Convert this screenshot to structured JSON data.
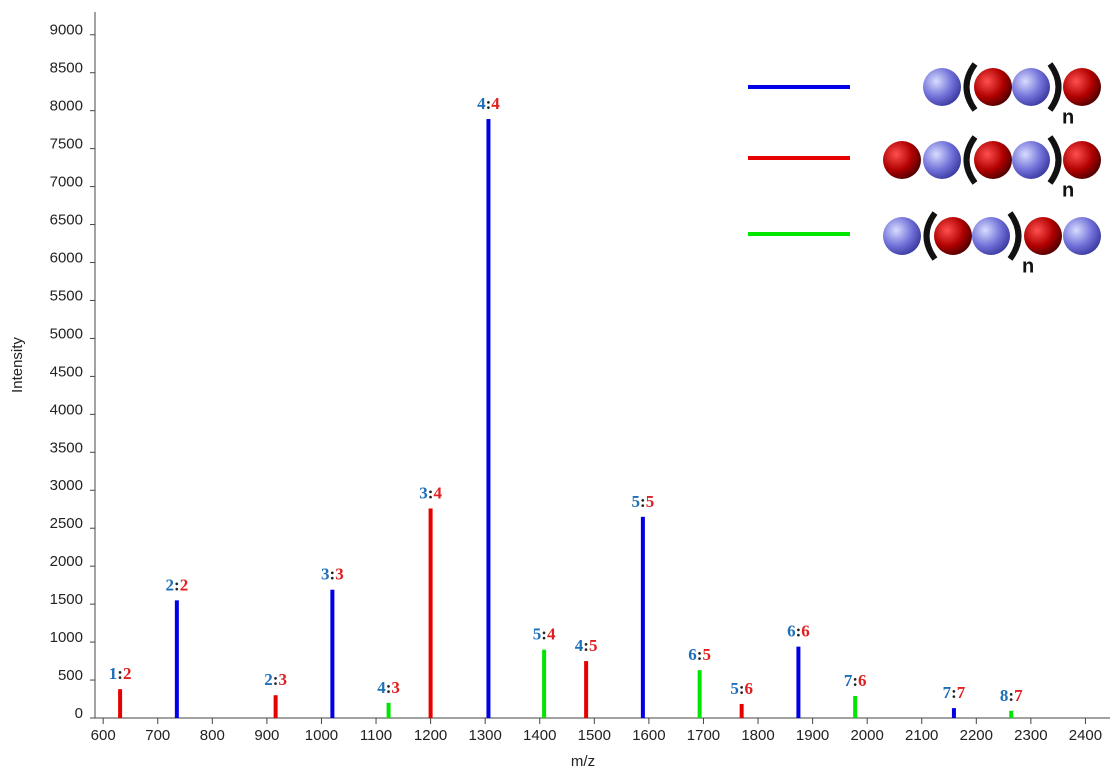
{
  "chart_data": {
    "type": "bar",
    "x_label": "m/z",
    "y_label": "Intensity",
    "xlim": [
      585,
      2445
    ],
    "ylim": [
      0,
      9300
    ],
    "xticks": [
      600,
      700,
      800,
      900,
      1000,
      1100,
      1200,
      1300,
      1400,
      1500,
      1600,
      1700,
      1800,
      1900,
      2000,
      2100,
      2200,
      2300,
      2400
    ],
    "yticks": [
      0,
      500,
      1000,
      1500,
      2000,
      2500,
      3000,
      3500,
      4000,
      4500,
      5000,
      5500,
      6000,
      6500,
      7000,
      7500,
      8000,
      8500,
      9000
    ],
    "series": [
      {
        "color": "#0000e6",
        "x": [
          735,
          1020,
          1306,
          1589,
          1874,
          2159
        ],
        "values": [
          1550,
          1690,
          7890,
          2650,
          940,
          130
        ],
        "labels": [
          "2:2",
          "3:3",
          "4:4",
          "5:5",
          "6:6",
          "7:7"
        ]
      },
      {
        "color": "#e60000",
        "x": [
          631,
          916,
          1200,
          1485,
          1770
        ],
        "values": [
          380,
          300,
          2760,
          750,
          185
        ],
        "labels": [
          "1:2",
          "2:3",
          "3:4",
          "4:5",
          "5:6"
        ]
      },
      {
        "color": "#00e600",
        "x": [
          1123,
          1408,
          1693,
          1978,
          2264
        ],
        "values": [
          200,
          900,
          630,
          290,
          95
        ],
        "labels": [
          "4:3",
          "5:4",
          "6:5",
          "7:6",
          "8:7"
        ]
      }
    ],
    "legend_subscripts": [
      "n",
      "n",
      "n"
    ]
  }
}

-=-=-=-=-

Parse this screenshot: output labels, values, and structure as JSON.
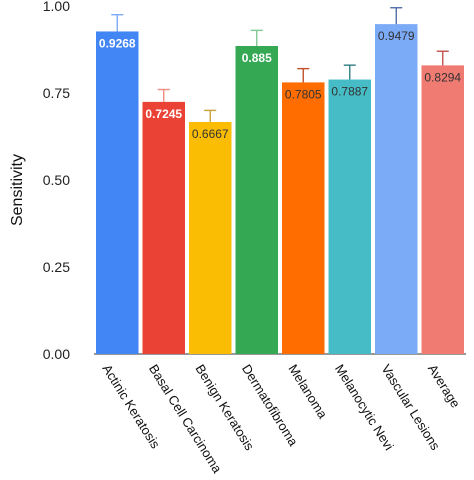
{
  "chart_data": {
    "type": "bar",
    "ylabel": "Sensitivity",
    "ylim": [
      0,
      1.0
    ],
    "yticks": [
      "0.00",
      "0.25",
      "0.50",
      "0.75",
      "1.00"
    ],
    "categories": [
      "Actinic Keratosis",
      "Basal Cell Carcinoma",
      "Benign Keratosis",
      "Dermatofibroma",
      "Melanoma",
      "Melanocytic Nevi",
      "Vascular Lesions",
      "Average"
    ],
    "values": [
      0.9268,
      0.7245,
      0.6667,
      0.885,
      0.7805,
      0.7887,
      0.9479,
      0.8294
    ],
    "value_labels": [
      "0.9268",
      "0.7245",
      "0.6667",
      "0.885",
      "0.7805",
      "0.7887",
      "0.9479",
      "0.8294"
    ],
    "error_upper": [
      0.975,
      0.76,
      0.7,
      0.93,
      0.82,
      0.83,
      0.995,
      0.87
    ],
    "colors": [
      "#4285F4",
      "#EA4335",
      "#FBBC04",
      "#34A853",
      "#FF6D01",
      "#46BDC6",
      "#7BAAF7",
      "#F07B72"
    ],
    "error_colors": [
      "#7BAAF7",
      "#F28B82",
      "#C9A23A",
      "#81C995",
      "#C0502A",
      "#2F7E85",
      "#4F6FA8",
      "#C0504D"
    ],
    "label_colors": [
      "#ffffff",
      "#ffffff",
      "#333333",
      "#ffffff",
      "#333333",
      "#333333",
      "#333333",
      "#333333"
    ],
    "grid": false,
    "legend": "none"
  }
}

-=-=-=-=-

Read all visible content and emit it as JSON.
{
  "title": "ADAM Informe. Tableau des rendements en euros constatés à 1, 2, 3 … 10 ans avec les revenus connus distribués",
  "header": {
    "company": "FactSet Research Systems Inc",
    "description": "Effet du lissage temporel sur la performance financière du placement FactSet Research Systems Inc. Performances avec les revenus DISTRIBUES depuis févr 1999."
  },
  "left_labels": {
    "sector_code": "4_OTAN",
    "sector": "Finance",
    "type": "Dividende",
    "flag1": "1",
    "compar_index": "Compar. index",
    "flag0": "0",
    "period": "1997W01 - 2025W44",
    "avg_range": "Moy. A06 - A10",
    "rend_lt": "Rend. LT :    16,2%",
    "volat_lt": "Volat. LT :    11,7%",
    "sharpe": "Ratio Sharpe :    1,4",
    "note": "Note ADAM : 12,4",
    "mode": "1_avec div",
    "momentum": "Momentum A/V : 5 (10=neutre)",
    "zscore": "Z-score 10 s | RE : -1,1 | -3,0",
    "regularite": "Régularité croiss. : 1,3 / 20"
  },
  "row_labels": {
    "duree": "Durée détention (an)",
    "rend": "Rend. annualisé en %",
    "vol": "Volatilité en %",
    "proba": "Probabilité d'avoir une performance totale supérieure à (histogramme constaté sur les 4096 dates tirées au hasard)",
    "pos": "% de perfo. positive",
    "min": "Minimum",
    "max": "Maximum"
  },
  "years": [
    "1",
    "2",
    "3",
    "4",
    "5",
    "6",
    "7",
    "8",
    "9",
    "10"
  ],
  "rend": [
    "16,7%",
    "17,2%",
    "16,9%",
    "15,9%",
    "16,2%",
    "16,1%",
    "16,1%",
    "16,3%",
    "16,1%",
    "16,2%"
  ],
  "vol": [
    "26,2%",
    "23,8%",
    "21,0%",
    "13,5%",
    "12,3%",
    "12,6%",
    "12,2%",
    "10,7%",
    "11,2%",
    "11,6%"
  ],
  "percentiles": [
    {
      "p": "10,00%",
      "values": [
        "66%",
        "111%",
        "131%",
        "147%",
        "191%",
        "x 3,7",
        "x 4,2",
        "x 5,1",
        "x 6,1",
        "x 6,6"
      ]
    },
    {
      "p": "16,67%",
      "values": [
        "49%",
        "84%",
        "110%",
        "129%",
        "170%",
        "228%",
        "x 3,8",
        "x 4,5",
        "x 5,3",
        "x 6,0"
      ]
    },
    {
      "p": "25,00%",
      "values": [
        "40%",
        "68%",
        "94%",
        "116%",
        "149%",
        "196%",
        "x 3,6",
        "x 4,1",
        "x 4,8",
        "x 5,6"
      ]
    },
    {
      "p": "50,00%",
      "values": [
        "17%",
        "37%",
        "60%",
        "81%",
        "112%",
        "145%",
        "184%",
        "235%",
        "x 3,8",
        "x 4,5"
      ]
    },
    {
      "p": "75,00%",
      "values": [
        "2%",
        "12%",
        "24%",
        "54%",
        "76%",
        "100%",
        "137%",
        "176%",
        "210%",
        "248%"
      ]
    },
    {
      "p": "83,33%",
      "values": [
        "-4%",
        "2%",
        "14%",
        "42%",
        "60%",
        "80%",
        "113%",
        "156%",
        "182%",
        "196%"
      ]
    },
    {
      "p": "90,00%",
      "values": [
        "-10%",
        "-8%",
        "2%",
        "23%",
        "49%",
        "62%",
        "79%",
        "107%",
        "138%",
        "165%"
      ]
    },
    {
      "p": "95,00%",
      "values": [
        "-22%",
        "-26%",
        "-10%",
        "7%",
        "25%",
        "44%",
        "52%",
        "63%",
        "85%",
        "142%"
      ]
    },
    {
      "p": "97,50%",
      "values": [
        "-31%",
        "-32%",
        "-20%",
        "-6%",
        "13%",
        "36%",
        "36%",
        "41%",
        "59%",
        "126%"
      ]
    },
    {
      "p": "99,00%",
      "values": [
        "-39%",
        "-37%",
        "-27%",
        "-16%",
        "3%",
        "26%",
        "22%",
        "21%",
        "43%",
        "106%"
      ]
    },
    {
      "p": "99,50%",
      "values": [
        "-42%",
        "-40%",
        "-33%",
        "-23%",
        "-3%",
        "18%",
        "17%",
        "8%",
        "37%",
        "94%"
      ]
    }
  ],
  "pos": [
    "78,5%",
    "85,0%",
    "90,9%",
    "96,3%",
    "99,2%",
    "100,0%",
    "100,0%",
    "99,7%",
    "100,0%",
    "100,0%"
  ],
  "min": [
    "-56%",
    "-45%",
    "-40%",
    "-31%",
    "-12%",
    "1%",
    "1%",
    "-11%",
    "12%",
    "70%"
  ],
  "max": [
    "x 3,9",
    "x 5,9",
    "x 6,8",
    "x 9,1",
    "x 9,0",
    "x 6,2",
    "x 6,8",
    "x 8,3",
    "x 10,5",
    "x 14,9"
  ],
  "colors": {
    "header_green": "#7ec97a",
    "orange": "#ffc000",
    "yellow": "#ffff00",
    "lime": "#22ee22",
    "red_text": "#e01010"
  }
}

-=-=-=-=-

- [Short problem]: Pick out each line that holds the string "screenshot".

- [Solution below]:
Convert this screenshot to structured JSON data.
Parse this screenshot: output labels, values, and structure as JSON.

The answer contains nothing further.